▶ Data records:

_ _ _

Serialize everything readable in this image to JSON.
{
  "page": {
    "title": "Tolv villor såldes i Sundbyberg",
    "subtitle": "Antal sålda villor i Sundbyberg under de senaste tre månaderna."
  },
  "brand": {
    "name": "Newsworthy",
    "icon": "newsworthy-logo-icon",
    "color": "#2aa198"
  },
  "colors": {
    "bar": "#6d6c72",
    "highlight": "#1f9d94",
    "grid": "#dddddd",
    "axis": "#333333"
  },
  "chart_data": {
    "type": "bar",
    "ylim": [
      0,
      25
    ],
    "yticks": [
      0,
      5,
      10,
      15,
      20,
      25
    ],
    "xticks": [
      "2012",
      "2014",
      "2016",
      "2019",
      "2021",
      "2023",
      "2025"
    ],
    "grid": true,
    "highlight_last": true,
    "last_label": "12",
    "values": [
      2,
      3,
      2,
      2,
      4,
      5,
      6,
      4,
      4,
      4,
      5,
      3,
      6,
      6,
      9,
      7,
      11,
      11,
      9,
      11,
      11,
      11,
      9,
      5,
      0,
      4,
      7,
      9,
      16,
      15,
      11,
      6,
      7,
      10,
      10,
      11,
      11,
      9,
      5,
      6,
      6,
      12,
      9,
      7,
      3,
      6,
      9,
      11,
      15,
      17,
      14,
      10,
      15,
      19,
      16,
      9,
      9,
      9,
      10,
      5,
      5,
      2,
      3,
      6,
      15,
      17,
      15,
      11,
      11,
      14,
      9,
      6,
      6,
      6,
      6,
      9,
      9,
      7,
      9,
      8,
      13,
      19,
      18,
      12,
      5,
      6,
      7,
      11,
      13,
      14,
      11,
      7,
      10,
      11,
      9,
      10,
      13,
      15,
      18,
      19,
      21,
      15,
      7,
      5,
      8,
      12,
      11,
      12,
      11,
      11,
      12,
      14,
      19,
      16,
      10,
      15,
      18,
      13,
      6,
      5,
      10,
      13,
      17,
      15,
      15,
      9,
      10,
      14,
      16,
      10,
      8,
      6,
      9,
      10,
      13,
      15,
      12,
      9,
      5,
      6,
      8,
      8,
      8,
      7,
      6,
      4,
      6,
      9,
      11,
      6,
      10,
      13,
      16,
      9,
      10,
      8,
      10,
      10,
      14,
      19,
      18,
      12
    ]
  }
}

_ _ _

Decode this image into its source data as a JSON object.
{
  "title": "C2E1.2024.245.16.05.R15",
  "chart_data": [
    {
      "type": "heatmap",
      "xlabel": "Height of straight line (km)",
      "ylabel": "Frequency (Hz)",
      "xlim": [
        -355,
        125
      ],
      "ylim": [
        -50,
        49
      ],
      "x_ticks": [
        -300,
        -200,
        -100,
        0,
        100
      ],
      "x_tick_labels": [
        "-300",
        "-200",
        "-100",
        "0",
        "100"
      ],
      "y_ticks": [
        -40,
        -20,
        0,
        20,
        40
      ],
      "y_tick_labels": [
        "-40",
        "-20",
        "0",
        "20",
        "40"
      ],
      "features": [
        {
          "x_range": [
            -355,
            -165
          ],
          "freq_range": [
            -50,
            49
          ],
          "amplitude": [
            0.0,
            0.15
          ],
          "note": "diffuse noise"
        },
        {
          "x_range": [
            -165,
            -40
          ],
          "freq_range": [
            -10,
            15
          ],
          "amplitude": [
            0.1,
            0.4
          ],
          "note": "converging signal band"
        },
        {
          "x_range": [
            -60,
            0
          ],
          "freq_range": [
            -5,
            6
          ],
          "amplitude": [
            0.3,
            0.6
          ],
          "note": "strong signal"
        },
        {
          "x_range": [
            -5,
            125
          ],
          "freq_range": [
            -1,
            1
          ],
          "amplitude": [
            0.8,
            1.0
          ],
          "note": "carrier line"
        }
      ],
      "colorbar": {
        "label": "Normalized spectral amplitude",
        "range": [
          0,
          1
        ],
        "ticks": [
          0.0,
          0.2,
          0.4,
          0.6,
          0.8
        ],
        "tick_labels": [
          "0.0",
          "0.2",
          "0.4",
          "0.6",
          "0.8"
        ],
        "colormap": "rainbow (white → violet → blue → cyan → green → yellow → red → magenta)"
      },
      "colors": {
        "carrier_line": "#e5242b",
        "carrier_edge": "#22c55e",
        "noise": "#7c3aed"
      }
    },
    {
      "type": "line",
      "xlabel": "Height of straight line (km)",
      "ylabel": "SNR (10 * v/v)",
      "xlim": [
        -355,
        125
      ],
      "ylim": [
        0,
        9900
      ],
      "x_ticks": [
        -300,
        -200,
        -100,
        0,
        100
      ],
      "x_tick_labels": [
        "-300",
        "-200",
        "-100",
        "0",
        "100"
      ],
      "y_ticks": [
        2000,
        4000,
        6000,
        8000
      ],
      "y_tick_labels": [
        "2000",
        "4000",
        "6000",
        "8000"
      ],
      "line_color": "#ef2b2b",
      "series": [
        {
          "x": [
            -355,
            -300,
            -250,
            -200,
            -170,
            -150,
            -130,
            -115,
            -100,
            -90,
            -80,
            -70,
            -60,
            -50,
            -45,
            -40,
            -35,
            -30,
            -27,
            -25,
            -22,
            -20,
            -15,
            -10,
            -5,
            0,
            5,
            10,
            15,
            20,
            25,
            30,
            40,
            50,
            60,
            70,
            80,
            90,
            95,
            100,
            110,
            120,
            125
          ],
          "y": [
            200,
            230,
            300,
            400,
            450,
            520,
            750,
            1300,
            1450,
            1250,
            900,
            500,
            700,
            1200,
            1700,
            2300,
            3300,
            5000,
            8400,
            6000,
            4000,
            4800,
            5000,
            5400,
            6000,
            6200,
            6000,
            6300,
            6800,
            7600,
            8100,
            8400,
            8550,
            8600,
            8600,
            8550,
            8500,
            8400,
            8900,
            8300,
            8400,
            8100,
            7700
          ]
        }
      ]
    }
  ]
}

_ _ _

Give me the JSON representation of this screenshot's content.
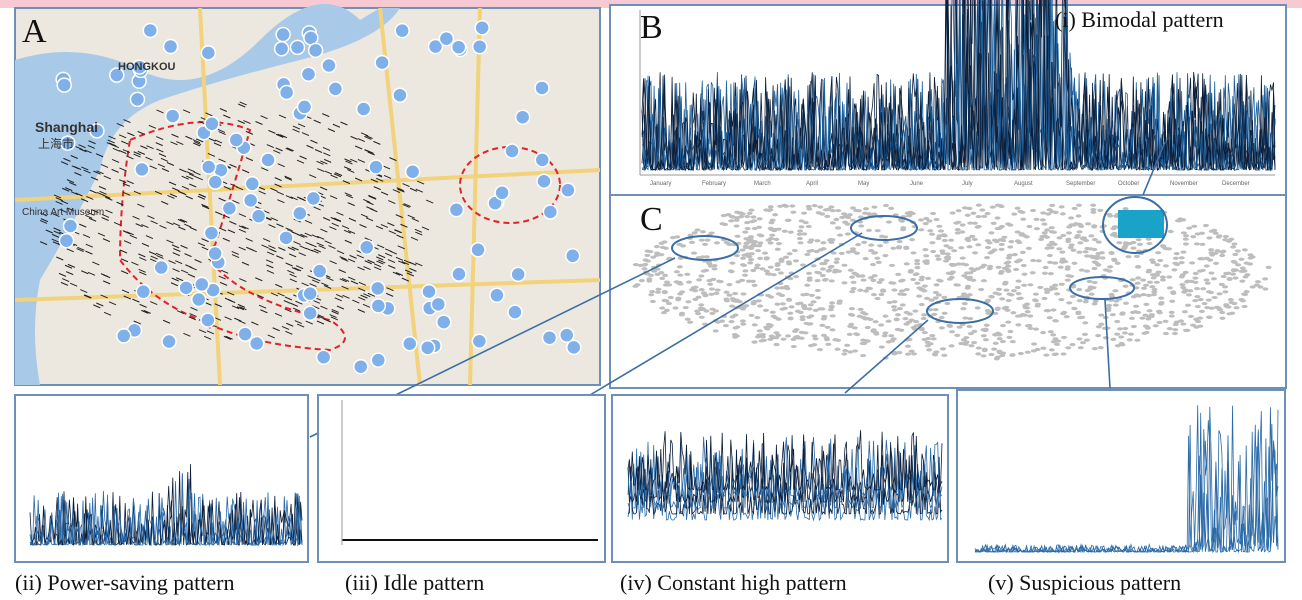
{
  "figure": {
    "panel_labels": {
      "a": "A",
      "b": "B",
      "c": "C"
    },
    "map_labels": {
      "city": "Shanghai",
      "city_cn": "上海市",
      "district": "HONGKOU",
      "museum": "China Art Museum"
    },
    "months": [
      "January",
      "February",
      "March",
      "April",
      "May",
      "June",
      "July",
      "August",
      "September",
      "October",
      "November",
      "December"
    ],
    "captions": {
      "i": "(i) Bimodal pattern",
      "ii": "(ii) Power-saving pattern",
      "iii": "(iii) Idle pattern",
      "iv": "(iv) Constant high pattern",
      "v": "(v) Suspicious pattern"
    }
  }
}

_ _ _

▶ What the exercise asks:
Write the number of lines containing the word "signal" and nothing besides it.

▶ Written answer:
2